**Brief**
In full and without deviation, write out the entries that follow.

● ● ● ●

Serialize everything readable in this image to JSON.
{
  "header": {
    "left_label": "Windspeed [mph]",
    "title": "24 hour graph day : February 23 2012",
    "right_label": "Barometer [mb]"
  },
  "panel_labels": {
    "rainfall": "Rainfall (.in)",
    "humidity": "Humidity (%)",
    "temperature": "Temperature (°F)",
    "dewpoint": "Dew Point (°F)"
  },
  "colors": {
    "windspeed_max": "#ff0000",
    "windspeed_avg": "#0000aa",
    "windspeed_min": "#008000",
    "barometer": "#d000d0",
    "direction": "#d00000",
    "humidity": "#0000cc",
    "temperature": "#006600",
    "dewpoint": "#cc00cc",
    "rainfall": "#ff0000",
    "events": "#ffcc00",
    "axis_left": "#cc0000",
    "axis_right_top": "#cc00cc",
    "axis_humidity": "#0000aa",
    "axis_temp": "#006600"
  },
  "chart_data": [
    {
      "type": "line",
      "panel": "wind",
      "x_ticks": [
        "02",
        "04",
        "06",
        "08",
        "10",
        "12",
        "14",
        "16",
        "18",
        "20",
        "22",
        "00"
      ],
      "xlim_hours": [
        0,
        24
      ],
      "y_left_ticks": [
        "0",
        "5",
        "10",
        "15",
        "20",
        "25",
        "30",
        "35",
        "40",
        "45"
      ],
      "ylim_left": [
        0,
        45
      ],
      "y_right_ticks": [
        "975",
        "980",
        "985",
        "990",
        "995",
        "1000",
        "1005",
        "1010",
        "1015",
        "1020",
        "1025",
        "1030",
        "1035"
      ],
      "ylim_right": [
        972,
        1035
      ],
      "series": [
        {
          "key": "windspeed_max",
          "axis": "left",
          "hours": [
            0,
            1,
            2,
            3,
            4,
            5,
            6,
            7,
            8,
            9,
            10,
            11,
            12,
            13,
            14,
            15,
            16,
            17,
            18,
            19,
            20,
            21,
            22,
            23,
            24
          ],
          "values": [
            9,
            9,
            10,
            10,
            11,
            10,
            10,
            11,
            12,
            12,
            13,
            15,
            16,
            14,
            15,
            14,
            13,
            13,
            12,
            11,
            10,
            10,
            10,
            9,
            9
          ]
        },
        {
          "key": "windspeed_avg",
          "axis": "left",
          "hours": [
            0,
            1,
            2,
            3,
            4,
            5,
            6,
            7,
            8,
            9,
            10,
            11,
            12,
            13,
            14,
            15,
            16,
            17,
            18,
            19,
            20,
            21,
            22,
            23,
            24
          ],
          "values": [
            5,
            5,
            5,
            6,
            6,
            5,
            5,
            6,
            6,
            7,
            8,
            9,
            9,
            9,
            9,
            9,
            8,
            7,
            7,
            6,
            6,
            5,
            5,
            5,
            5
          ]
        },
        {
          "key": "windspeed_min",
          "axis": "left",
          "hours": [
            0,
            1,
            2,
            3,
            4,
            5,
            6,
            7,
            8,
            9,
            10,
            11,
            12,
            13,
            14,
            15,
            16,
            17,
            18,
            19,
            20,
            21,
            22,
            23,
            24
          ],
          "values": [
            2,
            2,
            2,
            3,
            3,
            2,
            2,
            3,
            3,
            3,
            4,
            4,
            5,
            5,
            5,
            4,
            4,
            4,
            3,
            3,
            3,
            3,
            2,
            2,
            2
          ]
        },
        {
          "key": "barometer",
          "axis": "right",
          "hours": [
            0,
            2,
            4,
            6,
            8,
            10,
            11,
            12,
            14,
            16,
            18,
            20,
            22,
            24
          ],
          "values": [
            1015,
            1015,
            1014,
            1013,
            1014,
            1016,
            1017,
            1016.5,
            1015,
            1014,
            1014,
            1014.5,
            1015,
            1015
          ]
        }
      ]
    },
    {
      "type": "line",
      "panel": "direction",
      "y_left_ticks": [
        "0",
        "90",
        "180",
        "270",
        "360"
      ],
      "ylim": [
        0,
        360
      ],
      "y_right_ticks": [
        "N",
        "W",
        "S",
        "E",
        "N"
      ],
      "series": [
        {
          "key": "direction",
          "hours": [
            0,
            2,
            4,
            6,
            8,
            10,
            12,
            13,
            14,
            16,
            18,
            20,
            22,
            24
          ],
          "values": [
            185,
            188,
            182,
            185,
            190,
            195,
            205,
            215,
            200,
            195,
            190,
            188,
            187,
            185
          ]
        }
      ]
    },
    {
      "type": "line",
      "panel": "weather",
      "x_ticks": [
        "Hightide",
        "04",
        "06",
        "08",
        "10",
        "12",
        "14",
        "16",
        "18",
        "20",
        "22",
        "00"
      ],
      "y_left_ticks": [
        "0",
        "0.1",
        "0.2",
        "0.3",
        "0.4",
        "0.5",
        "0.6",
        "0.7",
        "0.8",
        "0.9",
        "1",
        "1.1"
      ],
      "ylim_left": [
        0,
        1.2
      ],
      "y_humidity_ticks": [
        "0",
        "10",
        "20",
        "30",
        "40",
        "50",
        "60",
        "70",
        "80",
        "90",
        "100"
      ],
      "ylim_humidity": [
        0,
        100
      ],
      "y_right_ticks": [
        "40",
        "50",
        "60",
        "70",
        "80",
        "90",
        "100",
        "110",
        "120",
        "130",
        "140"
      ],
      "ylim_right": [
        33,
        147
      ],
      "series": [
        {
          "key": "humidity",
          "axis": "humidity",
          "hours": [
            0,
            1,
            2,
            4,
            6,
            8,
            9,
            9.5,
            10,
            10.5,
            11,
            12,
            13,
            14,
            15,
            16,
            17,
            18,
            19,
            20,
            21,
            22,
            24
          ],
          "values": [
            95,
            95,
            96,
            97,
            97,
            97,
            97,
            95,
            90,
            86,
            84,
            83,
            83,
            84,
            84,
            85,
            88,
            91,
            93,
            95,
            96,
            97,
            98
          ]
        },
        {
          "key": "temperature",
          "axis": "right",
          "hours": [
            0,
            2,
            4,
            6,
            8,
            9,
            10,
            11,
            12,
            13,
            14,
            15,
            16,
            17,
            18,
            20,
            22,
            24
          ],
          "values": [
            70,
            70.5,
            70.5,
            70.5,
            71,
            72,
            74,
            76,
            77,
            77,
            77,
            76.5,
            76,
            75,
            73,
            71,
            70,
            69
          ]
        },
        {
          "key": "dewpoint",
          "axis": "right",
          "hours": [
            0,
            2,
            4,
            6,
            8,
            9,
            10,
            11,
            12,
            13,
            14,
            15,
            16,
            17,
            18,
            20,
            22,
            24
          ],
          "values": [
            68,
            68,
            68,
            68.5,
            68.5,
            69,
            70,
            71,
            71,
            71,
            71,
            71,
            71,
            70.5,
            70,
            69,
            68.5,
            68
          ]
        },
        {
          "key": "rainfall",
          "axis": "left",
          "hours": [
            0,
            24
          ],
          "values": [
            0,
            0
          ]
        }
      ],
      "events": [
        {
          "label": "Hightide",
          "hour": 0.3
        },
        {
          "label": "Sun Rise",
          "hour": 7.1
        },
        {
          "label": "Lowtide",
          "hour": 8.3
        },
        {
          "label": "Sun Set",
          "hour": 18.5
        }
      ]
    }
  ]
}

● ● ● ●

**Solved exercise**
Serialize everything readable in this image to JSON.
{
  "header": {
    "left_label": "Windspeed [mph]",
    "title": "24 hour graph day : February 23 2012",
    "right_label": "Barometer [mb]"
  },
  "panel_labels": {
    "rainfall": "Rainfall (.in)",
    "humidity": "Humidity (%)",
    "temperature": "Temperature (°F)",
    "dewpoint": "Dew Point (°F)"
  },
  "colors": {
    "windspeed_max": "#ff0000",
    "windspeed_avg": "#0000aa",
    "windspeed_min": "#008000",
    "barometer": "#d000d0",
    "direction": "#d00000",
    "humidity": "#0000cc",
    "temperature": "#006600",
    "dewpoint": "#cc00cc",
    "rainfall": "#ff0000",
    "events": "#ffcc00",
    "axis_left": "#cc0000",
    "axis_right_top": "#cc00cc",
    "axis_humidity": "#0000aa",
    "axis_temp": "#006600"
  },
  "chart_data": [
    {
      "type": "line",
      "panel": "wind",
      "x_ticks": [
        "02",
        "04",
        "06",
        "08",
        "10",
        "12",
        "14",
        "16",
        "18",
        "20",
        "22",
        "00"
      ],
      "xlim_hours": [
        0,
        24
      ],
      "y_left_ticks": [
        "0",
        "5",
        "10",
        "15",
        "20",
        "25",
        "30",
        "35",
        "40",
        "45"
      ],
      "ylim_left": [
        0,
        45
      ],
      "y_right_ticks": [
        "975",
        "980",
        "985",
        "990",
        "995",
        "1000",
        "1005",
        "1010",
        "1015",
        "1020",
        "1025",
        "1030",
        "1035"
      ],
      "ylim_right": [
        972,
        1035
      ],
      "series": [
        {
          "key": "windspeed_max",
          "axis": "left",
          "hours": [
            0,
            1,
            2,
            3,
            4,
            5,
            6,
            7,
            8,
            9,
            10,
            11,
            12,
            13,
            14,
            15,
            16,
            17,
            18,
            19,
            20,
            21,
            22,
            23,
            24
          ],
          "values": [
            9,
            9,
            10,
            10,
            11,
            10,
            10,
            11,
            12,
            12,
            13,
            15,
            16,
            14,
            15,
            14,
            13,
            13,
            12,
            11,
            10,
            10,
            10,
            9,
            9
          ]
        },
        {
          "key": "windspeed_avg",
          "axis": "left",
          "hours": [
            0,
            1,
            2,
            3,
            4,
            5,
            6,
            7,
            8,
            9,
            10,
            11,
            12,
            13,
            14,
            15,
            16,
            17,
            18,
            19,
            20,
            21,
            22,
            23,
            24
          ],
          "values": [
            5,
            5,
            5,
            6,
            6,
            5,
            5,
            6,
            6,
            7,
            8,
            9,
            9,
            9,
            9,
            9,
            8,
            7,
            7,
            6,
            6,
            5,
            5,
            5,
            5
          ]
        },
        {
          "key": "windspeed_min",
          "axis": "left",
          "hours": [
            0,
            1,
            2,
            3,
            4,
            5,
            6,
            7,
            8,
            9,
            10,
            11,
            12,
            13,
            14,
            15,
            16,
            17,
            18,
            19,
            20,
            21,
            22,
            23,
            24
          ],
          "values": [
            2,
            2,
            2,
            3,
            3,
            2,
            2,
            3,
            3,
            3,
            4,
            4,
            5,
            5,
            5,
            4,
            4,
            4,
            3,
            3,
            3,
            3,
            2,
            2,
            2
          ]
        },
        {
          "key": "barometer",
          "axis": "right",
          "hours": [
            0,
            2,
            4,
            6,
            8,
            10,
            11,
            12,
            14,
            16,
            18,
            20,
            22,
            24
          ],
          "values": [
            1015,
            1015,
            1014,
            1013,
            1014,
            1016,
            1017,
            1016.5,
            1015,
            1014,
            1014,
            1014.5,
            1015,
            1015
          ]
        }
      ]
    },
    {
      "type": "line",
      "panel": "direction",
      "y_left_ticks": [
        "0",
        "90",
        "180",
        "270",
        "360"
      ],
      "ylim": [
        0,
        360
      ],
      "y_right_ticks": [
        "N",
        "W",
        "S",
        "E",
        "N"
      ],
      "series": [
        {
          "key": "direction",
          "hours": [
            0,
            2,
            4,
            6,
            8,
            10,
            12,
            13,
            14,
            16,
            18,
            20,
            22,
            24
          ],
          "values": [
            185,
            188,
            182,
            185,
            190,
            195,
            205,
            215,
            200,
            195,
            190,
            188,
            187,
            185
          ]
        }
      ]
    },
    {
      "type": "line",
      "panel": "weather",
      "x_ticks": [
        "Hightide",
        "04",
        "06",
        "08",
        "10",
        "12",
        "14",
        "16",
        "18",
        "20",
        "22",
        "00"
      ],
      "y_left_ticks": [
        "0",
        "0.1",
        "0.2",
        "0.3",
        "0.4",
        "0.5",
        "0.6",
        "0.7",
        "0.8",
        "0.9",
        "1",
        "1.1"
      ],
      "ylim_left": [
        0,
        1.2
      ],
      "y_humidity_ticks": [
        "0",
        "10",
        "20",
        "30",
        "40",
        "50",
        "60",
        "70",
        "80",
        "90",
        "100"
      ],
      "ylim_humidity": [
        0,
        100
      ],
      "y_right_ticks": [
        "40",
        "50",
        "60",
        "70",
        "80",
        "90",
        "100",
        "110",
        "120",
        "130",
        "140"
      ],
      "ylim_right": [
        33,
        147
      ],
      "series": [
        {
          "key": "humidity",
          "axis": "humidity",
          "hours": [
            0,
            1,
            2,
            4,
            6,
            8,
            9,
            9.5,
            10,
            10.5,
            11,
            12,
            13,
            14,
            15,
            16,
            17,
            18,
            19,
            20,
            21,
            22,
            24
          ],
          "values": [
            95,
            95,
            96,
            97,
            97,
            97,
            97,
            95,
            90,
            86,
            84,
            83,
            83,
            84,
            84,
            85,
            88,
            91,
            93,
            95,
            96,
            97,
            98
          ]
        },
        {
          "key": "temperature",
          "axis": "right",
          "hours": [
            0,
            2,
            4,
            6,
            8,
            9,
            10,
            11,
            12,
            13,
            14,
            15,
            16,
            17,
            18,
            20,
            22,
            24
          ],
          "values": [
            70,
            70.5,
            70.5,
            70.5,
            71,
            72,
            74,
            76,
            77,
            77,
            77,
            76.5,
            76,
            75,
            73,
            71,
            70,
            69
          ]
        },
        {
          "key": "dewpoint",
          "axis": "right",
          "hours": [
            0,
            2,
            4,
            6,
            8,
            9,
            10,
            11,
            12,
            13,
            14,
            15,
            16,
            17,
            18,
            20,
            22,
            24
          ],
          "values": [
            68,
            68,
            68,
            68.5,
            68.5,
            69,
            70,
            71,
            71,
            71,
            71,
            71,
            71,
            70.5,
            70,
            69,
            68.5,
            68
          ]
        },
        {
          "key": "rainfall",
          "axis": "left",
          "hours": [
            0,
            24
          ],
          "values": [
            0,
            0
          ]
        }
      ],
      "events": [
        {
          "label": "Hightide",
          "hour": 0.3
        },
        {
          "label": "Sun Rise",
          "hour": 7.1
        },
        {
          "label": "Lowtide",
          "hour": 8.3
        },
        {
          "label": "Sun Set",
          "hour": 18.5
        }
      ]
    }
  ]
}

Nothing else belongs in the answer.